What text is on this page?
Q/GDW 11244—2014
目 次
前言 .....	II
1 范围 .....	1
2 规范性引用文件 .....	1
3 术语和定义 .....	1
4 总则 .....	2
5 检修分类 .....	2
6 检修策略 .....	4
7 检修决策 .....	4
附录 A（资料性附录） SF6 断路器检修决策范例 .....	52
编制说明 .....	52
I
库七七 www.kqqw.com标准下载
···
Output each record precisely as given.

- EXPECTED ANSWER:
What text is on this page?
Q/GDW 11244—2014
目 次
前言 .....	II
1 范围 .....	1
2 规范性引用文件 .....	1
3 术语和定义 .....	1
4 总则 .....	2
5 检修分类 .....	2
6 检修策略 .....	4
7 检修决策 .....	4
附录 A（资料性附录） SF6 断路器检修决策范例 .....	52
编制说明 .....	52
I
库七七 www.kqqw.com标准下载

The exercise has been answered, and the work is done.